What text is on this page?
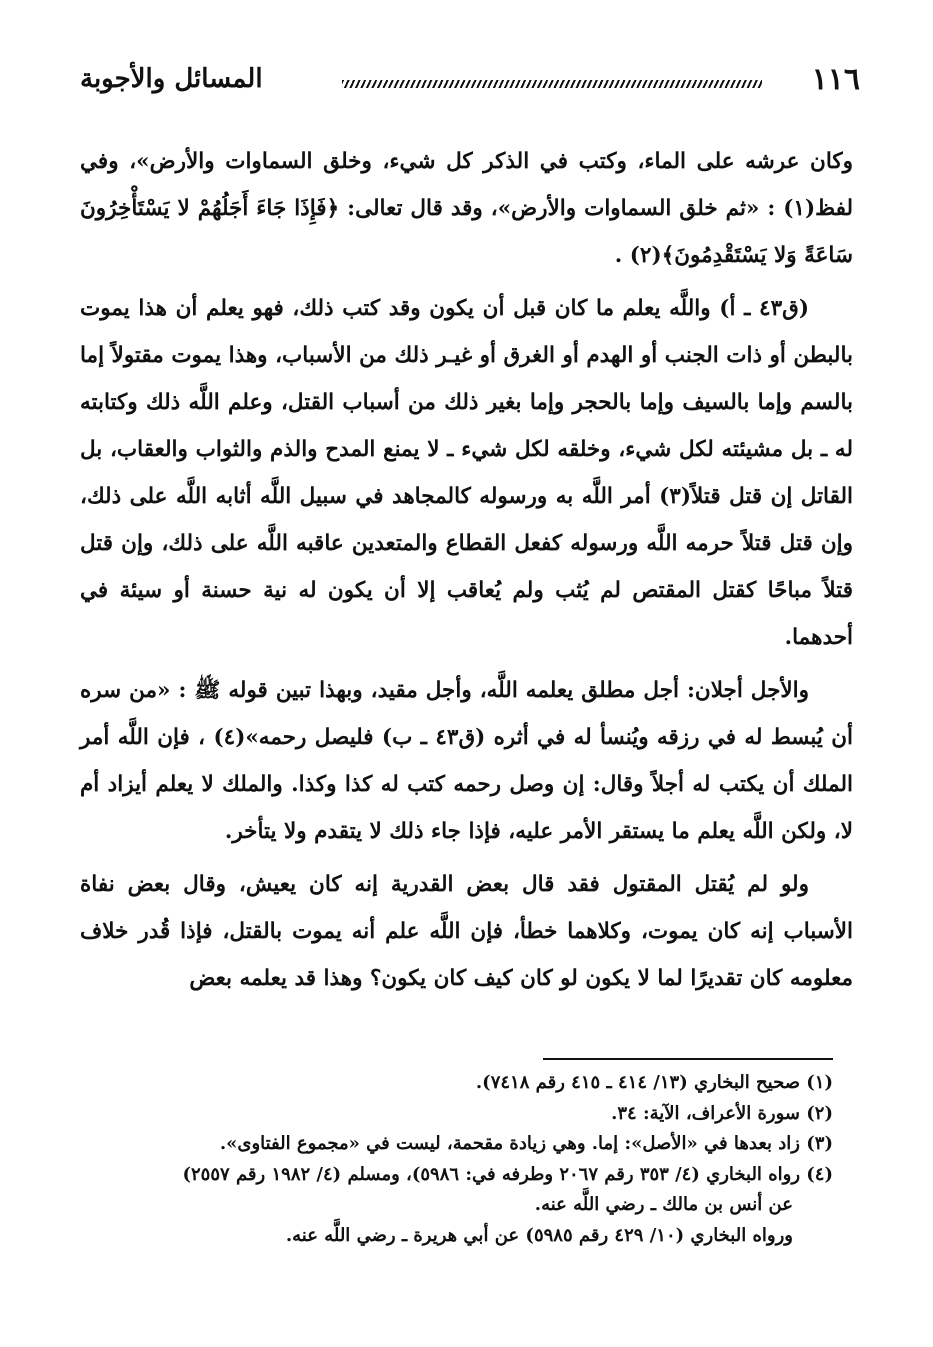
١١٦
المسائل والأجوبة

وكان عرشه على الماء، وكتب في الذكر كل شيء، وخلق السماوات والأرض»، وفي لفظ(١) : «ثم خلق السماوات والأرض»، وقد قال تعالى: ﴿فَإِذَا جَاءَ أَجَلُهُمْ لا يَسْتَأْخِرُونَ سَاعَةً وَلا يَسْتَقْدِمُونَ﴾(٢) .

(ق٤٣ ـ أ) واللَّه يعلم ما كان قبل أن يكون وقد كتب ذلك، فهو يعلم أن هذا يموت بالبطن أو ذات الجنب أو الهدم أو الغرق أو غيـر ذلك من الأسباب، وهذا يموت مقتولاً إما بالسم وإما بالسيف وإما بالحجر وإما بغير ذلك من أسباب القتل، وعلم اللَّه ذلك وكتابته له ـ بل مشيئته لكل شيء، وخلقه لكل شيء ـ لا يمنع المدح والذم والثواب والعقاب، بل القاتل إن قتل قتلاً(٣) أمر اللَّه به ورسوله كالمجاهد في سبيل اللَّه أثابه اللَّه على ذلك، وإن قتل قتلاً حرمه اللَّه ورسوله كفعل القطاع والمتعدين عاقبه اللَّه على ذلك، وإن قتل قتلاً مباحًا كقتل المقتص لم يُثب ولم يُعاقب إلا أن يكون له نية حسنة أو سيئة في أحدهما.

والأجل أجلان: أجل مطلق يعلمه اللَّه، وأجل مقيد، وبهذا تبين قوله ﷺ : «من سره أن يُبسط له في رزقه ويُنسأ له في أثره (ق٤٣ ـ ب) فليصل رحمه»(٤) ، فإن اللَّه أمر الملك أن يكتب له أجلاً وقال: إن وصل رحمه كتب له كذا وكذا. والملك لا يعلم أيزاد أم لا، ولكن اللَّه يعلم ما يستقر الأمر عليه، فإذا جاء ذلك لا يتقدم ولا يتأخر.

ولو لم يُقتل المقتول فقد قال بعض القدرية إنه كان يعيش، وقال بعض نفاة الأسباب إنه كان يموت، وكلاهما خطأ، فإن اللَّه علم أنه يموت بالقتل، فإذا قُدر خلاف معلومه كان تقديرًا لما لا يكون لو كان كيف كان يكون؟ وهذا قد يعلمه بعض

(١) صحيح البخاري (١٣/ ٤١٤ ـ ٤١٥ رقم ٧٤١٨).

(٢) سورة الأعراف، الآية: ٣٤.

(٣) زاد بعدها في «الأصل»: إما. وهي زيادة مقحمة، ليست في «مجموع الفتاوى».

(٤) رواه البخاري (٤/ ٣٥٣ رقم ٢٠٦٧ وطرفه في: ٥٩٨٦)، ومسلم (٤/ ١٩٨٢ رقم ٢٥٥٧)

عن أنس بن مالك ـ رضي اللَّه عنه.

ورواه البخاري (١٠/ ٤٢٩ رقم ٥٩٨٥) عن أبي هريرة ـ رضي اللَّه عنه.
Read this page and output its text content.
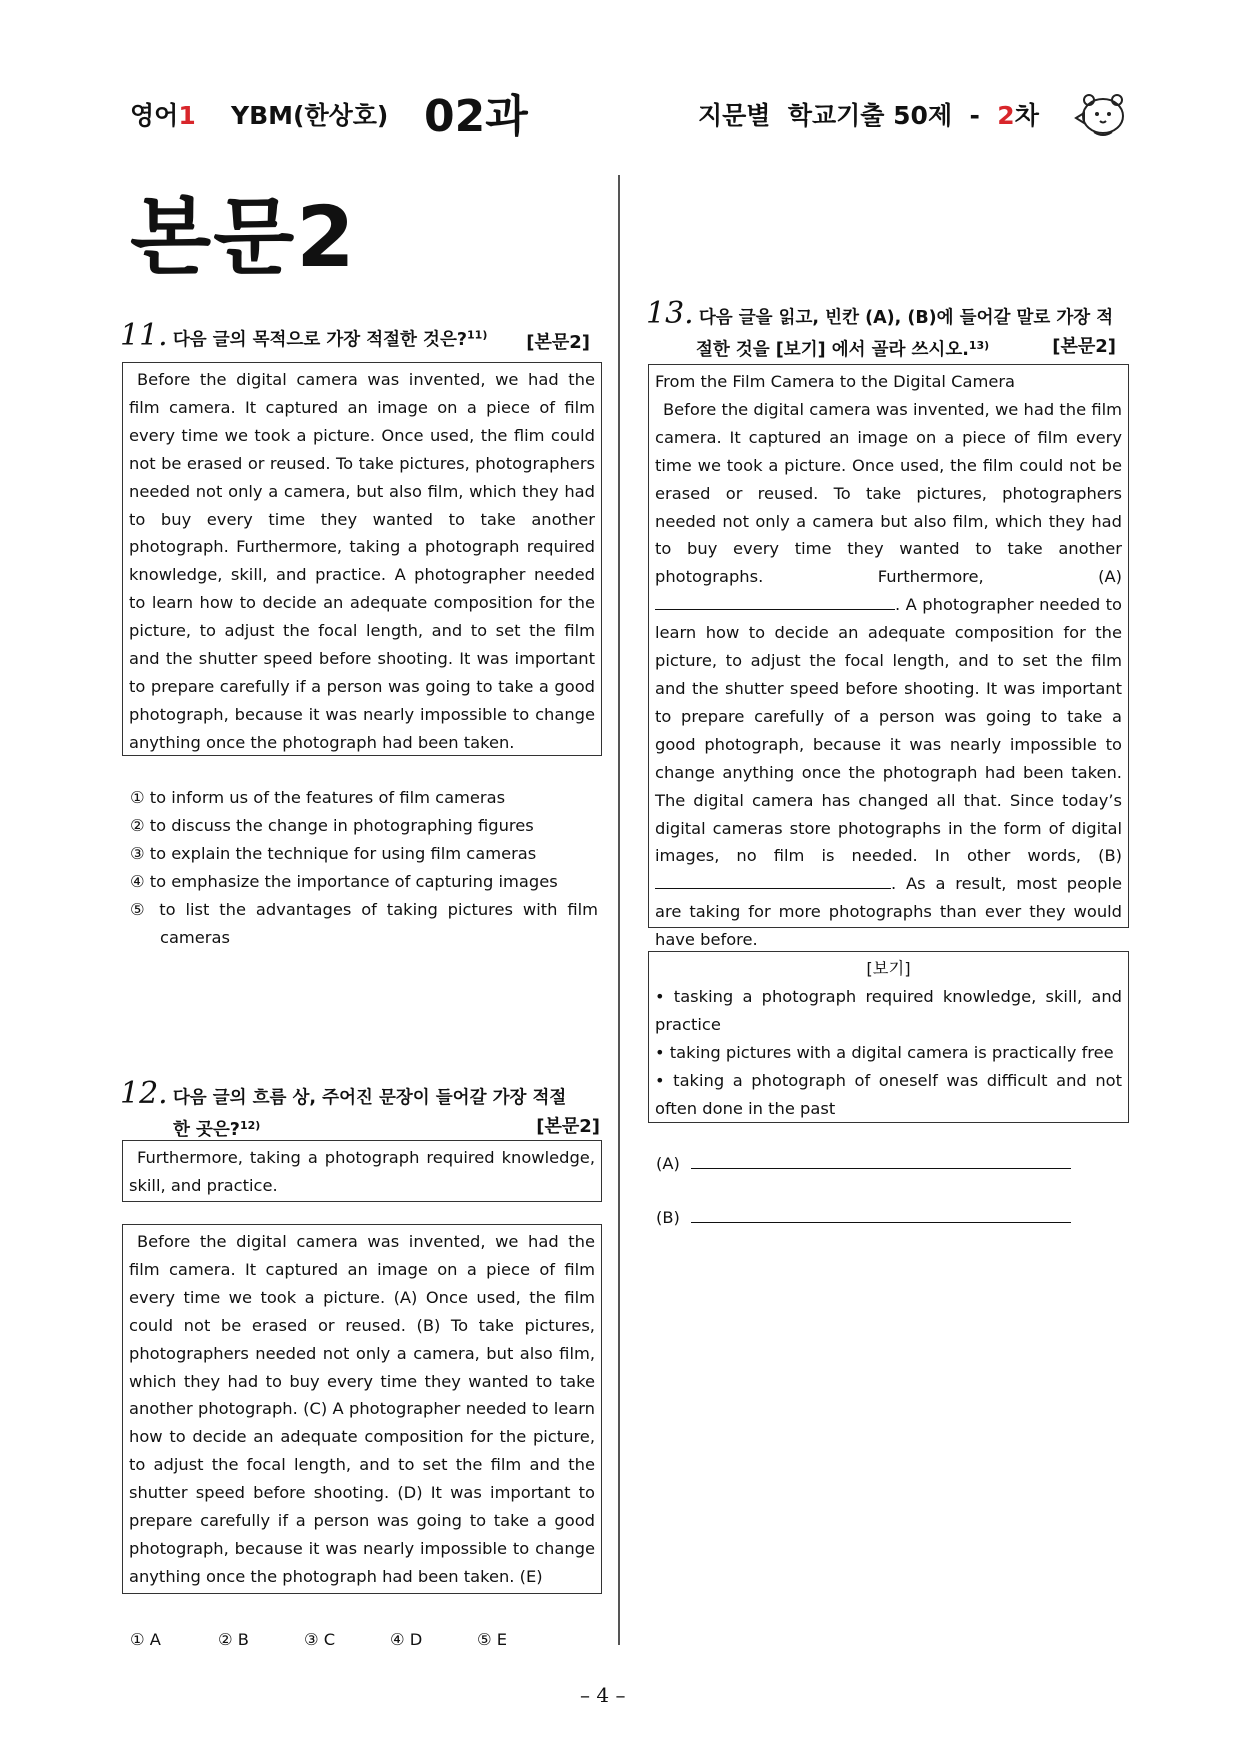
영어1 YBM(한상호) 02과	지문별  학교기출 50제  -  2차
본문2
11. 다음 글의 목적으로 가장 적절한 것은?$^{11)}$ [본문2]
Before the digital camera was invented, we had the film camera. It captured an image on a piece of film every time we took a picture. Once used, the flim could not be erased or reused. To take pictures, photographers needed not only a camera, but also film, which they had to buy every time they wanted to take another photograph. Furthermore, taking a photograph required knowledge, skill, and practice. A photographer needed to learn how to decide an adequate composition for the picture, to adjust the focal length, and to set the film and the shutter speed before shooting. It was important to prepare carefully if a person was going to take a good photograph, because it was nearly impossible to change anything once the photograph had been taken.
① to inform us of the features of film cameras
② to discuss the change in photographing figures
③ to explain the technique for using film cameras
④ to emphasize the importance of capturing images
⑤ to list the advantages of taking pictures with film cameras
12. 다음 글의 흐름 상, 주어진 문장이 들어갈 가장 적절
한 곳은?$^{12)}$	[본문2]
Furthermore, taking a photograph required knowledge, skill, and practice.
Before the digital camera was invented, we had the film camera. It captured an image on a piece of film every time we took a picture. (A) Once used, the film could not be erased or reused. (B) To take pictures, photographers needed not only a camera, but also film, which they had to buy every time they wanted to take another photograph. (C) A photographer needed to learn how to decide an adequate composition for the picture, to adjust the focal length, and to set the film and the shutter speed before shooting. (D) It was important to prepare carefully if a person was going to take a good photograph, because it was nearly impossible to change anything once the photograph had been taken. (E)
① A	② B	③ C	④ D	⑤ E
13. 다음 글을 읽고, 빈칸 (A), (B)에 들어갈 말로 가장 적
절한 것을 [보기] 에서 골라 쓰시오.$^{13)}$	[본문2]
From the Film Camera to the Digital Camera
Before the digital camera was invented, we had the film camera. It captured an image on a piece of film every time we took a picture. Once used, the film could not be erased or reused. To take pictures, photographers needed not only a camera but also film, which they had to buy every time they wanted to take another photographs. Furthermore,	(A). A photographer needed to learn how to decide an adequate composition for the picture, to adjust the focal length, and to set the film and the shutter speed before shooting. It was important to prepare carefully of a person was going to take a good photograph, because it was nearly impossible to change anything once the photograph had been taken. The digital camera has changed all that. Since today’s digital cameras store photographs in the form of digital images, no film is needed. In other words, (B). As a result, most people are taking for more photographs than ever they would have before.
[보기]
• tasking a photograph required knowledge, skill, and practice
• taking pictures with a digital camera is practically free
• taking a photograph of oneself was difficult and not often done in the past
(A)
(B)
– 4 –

══════════════════════════════

Return solely the number of lines in the data that include the word "البخاري".

3